Your answer should be only a number: how many lines include the word "Wykonawców".

## start SUPPLIED RECORDS

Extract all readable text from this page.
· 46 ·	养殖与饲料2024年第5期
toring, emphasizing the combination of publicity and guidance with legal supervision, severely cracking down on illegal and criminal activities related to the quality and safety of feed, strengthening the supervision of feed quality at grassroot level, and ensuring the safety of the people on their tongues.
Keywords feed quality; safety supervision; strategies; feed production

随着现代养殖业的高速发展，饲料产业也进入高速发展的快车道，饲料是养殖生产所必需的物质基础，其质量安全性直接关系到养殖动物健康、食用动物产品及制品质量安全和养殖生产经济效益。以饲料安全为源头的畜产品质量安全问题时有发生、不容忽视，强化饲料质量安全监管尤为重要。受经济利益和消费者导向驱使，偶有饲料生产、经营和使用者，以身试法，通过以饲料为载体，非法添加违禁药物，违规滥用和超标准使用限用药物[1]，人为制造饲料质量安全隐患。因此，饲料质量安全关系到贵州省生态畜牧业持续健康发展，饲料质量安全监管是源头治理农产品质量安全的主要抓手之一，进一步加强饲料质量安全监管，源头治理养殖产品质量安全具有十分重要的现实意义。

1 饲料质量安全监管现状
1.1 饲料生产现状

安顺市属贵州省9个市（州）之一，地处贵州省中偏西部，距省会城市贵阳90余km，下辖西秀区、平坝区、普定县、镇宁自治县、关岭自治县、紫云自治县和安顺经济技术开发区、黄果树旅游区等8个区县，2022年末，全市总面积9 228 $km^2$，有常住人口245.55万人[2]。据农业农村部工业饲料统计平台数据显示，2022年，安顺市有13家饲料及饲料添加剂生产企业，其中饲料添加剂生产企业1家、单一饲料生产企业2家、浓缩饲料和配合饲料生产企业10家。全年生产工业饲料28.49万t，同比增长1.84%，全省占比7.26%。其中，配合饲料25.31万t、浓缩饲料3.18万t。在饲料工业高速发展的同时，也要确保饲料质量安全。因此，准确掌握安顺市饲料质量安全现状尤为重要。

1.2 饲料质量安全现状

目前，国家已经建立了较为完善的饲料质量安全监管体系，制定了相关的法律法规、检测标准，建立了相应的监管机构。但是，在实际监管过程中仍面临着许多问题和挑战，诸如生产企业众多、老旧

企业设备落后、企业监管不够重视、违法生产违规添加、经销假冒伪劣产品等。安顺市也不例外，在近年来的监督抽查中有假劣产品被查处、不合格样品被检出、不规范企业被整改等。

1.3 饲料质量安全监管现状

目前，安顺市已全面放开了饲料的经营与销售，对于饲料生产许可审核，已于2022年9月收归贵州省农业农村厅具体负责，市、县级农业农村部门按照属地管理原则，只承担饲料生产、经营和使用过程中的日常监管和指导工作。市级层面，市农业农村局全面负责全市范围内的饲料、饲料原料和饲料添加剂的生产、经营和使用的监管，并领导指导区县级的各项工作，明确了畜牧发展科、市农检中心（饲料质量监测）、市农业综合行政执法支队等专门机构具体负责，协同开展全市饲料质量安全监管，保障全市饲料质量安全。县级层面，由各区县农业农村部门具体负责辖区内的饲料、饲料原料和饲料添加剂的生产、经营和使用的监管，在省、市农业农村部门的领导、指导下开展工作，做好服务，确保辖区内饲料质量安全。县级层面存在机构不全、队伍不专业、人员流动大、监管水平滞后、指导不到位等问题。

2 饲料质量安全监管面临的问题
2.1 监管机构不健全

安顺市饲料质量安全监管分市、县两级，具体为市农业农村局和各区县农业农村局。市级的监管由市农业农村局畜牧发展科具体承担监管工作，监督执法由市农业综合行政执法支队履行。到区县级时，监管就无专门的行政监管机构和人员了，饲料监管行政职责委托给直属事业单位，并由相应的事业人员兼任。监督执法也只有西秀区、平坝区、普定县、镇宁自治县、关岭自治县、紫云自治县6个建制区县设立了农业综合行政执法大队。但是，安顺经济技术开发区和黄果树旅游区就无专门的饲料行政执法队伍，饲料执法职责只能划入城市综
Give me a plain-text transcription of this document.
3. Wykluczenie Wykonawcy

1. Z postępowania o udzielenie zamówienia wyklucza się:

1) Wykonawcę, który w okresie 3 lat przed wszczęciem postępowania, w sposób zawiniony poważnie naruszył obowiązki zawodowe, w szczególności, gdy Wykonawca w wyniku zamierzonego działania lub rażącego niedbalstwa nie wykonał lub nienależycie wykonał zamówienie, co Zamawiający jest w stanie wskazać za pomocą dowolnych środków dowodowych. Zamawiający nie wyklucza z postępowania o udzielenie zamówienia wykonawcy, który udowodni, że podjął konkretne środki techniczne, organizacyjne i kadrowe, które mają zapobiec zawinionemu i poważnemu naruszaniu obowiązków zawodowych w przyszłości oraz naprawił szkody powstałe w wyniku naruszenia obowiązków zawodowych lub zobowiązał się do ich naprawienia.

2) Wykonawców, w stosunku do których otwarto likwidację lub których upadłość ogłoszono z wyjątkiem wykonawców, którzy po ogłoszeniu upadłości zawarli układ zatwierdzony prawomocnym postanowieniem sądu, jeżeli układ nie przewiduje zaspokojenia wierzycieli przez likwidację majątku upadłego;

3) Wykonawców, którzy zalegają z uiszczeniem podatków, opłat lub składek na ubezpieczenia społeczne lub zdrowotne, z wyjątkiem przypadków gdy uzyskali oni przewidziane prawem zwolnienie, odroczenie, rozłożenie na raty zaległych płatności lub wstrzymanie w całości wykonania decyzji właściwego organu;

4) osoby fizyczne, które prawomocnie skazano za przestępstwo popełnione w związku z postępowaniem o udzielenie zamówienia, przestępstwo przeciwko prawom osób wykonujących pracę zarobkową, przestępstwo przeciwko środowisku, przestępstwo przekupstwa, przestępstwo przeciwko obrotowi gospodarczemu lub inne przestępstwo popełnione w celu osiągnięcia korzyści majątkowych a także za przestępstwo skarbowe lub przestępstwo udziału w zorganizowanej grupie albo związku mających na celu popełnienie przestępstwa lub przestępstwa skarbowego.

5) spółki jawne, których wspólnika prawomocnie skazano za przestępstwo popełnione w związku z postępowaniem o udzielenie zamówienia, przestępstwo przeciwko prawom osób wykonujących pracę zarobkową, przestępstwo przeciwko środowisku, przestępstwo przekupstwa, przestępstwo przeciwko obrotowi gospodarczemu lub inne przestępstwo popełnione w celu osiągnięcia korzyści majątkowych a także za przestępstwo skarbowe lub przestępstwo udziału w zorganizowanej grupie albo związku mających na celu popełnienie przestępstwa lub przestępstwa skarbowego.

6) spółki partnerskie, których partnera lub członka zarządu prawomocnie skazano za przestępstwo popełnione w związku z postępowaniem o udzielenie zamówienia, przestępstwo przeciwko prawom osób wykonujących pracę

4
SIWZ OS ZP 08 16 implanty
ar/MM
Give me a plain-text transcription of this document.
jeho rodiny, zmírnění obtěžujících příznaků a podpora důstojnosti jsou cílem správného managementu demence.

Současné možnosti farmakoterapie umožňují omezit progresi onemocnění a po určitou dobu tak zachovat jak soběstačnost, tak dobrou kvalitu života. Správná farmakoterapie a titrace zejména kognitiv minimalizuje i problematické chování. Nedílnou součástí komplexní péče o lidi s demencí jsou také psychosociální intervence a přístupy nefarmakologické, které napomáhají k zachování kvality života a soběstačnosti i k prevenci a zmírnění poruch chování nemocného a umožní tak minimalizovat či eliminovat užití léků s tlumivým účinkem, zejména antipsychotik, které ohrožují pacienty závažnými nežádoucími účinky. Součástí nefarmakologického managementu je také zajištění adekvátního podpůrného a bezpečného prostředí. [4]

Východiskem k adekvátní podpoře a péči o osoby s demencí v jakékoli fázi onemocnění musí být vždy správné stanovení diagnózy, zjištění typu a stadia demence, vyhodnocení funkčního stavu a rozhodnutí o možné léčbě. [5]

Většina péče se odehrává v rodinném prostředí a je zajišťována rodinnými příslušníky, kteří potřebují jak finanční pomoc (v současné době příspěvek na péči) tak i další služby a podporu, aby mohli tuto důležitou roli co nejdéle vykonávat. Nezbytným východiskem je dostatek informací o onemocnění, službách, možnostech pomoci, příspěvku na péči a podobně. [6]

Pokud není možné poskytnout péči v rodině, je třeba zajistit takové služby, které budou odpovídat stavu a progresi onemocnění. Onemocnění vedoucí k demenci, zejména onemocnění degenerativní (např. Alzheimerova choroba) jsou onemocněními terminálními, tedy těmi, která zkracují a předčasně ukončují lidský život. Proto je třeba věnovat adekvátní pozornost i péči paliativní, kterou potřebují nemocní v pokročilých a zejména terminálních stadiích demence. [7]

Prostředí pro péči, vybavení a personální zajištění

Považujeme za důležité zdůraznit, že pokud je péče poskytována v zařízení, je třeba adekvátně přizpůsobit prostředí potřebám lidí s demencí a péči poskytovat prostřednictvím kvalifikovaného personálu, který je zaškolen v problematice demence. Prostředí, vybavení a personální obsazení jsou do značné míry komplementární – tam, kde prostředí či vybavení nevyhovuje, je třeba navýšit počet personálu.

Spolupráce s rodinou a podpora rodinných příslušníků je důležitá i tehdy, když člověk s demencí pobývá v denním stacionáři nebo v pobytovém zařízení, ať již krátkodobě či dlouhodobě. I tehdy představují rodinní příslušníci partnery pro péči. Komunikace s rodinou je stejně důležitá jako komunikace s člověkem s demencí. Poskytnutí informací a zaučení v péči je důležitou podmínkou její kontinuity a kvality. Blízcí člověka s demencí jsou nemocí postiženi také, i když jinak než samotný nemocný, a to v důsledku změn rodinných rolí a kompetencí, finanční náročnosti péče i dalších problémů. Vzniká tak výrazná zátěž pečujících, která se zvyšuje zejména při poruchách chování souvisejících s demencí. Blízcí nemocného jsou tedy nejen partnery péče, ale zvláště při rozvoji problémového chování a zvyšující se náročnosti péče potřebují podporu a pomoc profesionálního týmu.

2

## end SUPPLIED RECORDS

**FINISHED ANSWER:**
2